- **What is required**:
Print the rows word for word, starting at the first row and ending at the row that contains "55, 917, 71]", with both of those rows included.

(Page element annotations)
++++++++++
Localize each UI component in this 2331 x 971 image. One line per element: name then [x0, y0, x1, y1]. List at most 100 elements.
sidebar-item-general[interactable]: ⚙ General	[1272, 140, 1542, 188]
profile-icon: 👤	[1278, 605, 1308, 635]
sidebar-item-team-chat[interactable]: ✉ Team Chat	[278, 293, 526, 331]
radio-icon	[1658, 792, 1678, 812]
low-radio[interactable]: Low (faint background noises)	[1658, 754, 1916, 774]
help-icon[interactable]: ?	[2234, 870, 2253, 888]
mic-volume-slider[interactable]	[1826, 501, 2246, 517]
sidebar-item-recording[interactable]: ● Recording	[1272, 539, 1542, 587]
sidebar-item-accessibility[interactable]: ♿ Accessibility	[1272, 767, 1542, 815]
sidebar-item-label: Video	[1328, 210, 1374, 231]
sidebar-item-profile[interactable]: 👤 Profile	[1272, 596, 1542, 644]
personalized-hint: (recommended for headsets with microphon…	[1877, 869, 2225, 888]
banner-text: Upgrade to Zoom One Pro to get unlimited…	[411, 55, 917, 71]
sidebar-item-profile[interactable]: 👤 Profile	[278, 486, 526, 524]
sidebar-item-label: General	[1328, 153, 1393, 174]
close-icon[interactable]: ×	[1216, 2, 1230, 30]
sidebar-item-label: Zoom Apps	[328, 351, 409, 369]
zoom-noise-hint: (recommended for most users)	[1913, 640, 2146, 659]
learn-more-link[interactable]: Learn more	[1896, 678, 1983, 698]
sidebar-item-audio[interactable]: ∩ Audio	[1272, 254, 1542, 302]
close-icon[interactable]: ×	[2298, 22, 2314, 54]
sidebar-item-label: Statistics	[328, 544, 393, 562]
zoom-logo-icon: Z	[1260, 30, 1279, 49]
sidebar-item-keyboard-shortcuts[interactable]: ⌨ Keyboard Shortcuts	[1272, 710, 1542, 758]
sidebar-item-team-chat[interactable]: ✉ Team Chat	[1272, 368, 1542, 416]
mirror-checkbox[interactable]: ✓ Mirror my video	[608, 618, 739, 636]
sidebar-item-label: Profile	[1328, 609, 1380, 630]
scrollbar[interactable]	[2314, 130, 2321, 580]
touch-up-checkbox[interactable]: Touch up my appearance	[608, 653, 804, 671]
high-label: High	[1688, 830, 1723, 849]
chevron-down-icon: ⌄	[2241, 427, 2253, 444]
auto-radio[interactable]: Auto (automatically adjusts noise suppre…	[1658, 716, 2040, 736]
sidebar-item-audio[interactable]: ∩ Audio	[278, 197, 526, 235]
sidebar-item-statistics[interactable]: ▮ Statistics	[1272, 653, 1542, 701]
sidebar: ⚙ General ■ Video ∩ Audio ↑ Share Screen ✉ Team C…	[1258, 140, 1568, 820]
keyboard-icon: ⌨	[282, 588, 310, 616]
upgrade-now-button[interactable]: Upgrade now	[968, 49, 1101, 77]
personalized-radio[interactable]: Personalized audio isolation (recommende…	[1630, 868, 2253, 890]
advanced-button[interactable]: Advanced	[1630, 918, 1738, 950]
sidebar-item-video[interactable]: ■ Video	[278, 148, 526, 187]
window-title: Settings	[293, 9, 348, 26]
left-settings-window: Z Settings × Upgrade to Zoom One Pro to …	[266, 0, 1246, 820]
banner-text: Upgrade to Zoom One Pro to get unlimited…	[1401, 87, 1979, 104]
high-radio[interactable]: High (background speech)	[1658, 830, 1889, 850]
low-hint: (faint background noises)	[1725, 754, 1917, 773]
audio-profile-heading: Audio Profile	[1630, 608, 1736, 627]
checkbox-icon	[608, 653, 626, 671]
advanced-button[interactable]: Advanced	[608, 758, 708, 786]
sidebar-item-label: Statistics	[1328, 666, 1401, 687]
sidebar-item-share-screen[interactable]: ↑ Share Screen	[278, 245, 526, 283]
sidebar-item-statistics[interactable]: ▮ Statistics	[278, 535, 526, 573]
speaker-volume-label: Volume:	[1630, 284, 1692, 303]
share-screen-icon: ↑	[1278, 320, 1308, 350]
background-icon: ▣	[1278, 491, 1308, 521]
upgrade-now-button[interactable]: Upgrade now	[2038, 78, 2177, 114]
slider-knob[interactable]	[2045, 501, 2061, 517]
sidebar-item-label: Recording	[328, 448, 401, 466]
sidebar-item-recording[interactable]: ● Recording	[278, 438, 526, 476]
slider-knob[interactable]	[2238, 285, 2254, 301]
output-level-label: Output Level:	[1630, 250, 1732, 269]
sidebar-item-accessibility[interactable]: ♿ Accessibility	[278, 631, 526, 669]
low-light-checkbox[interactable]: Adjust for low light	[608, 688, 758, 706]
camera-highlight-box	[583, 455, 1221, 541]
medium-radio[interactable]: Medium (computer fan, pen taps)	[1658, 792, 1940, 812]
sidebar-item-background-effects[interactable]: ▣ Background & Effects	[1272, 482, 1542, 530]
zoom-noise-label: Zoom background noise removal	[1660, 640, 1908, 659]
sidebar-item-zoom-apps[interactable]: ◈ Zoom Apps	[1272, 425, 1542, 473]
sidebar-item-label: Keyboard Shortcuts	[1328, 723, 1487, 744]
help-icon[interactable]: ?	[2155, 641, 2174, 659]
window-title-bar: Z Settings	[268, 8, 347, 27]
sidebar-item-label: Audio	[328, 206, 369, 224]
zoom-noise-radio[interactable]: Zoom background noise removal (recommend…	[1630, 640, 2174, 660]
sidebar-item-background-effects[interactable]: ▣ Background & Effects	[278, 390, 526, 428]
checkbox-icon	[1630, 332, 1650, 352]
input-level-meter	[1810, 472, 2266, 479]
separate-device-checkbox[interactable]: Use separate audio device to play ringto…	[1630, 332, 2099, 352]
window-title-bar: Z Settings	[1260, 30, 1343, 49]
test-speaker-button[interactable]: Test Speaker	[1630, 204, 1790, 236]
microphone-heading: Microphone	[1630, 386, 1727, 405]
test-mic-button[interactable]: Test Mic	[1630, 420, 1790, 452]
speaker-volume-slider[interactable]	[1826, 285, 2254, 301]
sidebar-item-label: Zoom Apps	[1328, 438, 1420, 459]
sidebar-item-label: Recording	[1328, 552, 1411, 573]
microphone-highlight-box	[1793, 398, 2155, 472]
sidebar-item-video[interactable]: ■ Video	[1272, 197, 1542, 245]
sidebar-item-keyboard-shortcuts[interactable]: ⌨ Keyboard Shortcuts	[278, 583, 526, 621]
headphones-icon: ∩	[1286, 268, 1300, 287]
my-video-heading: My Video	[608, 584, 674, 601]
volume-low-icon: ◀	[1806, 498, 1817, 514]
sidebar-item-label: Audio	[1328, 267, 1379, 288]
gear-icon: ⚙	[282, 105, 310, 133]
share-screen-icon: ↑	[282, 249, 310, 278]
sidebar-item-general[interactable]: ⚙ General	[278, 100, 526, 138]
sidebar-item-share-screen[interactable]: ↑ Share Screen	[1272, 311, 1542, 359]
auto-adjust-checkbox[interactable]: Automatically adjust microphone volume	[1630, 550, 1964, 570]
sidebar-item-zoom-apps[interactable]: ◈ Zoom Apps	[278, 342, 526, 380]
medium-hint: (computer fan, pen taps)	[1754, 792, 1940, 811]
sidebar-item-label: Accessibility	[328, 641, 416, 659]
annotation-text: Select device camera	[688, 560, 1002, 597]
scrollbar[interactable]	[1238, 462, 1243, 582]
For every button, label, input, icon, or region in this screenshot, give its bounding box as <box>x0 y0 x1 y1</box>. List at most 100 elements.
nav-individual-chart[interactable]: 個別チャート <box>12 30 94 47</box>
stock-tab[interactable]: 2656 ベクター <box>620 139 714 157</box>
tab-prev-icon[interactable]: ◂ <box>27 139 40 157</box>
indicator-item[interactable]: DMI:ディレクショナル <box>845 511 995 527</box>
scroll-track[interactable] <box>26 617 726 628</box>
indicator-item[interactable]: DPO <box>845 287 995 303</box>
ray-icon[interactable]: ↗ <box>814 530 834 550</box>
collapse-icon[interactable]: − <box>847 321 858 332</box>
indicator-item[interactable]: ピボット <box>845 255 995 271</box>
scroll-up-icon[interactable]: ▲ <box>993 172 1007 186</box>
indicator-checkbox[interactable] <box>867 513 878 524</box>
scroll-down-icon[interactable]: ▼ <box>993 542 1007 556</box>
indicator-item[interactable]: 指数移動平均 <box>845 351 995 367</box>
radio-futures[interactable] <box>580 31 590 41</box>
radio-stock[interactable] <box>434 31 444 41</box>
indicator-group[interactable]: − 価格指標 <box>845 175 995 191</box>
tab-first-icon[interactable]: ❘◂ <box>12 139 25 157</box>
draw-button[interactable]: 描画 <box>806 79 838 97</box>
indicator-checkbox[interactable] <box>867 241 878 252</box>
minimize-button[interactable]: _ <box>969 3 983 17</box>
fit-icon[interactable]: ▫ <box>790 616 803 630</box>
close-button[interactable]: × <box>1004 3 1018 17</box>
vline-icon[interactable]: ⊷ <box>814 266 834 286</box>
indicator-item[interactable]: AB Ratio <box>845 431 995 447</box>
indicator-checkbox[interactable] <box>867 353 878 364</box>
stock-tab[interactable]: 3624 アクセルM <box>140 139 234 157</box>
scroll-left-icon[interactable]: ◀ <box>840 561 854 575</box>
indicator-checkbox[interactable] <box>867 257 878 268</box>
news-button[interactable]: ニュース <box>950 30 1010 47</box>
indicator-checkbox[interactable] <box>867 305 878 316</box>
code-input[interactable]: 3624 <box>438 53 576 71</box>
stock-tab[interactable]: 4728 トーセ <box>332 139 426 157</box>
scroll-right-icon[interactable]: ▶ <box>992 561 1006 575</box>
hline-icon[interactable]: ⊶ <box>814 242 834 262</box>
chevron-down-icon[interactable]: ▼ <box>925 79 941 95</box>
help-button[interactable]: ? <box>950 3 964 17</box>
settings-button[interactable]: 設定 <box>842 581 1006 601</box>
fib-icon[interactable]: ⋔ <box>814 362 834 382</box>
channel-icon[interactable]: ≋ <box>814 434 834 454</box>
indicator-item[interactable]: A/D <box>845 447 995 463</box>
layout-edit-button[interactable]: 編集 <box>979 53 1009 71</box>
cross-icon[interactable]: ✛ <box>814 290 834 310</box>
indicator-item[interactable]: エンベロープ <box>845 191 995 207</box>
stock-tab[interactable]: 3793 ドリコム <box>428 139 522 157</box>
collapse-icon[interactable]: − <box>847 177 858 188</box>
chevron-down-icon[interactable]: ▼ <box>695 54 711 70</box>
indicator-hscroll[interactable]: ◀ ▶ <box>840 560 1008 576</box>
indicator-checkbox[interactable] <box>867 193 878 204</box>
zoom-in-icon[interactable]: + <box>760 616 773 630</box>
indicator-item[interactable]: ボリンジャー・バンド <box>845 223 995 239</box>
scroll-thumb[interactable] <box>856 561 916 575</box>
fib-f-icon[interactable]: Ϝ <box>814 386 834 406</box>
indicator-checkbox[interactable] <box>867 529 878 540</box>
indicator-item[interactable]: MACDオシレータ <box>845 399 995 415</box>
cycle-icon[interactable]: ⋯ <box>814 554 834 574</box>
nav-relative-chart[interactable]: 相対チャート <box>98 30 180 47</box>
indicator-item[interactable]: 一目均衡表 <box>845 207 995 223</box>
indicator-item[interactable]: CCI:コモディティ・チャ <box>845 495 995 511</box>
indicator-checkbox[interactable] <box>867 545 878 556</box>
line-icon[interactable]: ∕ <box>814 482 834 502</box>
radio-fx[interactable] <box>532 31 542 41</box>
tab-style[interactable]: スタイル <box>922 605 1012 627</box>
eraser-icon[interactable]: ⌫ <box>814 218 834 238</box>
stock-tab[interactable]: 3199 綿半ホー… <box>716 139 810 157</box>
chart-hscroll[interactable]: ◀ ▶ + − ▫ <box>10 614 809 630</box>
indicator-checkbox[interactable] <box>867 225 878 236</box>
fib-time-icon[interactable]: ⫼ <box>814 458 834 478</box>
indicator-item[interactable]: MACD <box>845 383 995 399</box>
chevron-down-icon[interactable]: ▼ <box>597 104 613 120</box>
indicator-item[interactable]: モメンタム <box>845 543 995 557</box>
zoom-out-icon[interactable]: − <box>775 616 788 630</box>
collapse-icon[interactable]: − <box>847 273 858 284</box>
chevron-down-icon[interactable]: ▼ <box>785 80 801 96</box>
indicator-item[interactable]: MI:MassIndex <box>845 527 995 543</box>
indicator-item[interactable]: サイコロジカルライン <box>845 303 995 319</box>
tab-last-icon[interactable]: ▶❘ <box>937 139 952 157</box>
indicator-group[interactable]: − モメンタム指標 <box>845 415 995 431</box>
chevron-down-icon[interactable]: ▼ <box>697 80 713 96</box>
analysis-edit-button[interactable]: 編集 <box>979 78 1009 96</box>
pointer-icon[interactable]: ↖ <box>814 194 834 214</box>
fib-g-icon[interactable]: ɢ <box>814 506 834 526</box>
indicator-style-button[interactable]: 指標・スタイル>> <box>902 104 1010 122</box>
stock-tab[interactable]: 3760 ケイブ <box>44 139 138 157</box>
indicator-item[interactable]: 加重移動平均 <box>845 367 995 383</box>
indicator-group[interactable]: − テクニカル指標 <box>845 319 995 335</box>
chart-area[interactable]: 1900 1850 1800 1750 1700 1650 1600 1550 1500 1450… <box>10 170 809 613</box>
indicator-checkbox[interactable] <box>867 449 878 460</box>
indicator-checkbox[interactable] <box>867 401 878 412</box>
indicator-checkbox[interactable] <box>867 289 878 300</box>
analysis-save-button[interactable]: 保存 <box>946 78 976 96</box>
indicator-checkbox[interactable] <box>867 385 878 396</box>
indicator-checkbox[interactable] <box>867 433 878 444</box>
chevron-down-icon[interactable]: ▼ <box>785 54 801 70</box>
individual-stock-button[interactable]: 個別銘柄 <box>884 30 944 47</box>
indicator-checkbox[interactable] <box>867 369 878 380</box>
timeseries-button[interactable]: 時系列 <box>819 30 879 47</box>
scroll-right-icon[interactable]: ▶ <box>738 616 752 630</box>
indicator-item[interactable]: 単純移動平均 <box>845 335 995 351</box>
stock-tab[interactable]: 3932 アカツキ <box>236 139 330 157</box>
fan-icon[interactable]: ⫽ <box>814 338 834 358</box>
++++++++++
- **Exercise response**:
Localize each UI component in this 2331 x 971 image. One line per element: name then [x0, y0, x1, y1]. List at most 100 elements.
sidebar-item-general[interactable]: ⚙ General	[1272, 140, 1542, 188]
profile-icon: 👤	[1278, 605, 1308, 635]
sidebar-item-team-chat[interactable]: ✉ Team Chat	[278, 293, 526, 331]
radio-icon	[1658, 792, 1678, 812]
low-radio[interactable]: Low (faint background noises)	[1658, 754, 1916, 774]
help-icon[interactable]: ?	[2234, 870, 2253, 888]
mic-volume-slider[interactable]	[1826, 501, 2246, 517]
sidebar-item-recording[interactable]: ● Recording	[1272, 539, 1542, 587]
sidebar-item-accessibility[interactable]: ♿ Accessibility	[1272, 767, 1542, 815]
sidebar-item-label: Video	[1328, 210, 1374, 231]
sidebar-item-profile[interactable]: 👤 Profile	[1272, 596, 1542, 644]
personalized-hint: (recommended for headsets with microphon…	[1877, 869, 2225, 888]
banner-text: Upgrade to Zoom One Pro to get unlimited…	[411, 55, 917, 71]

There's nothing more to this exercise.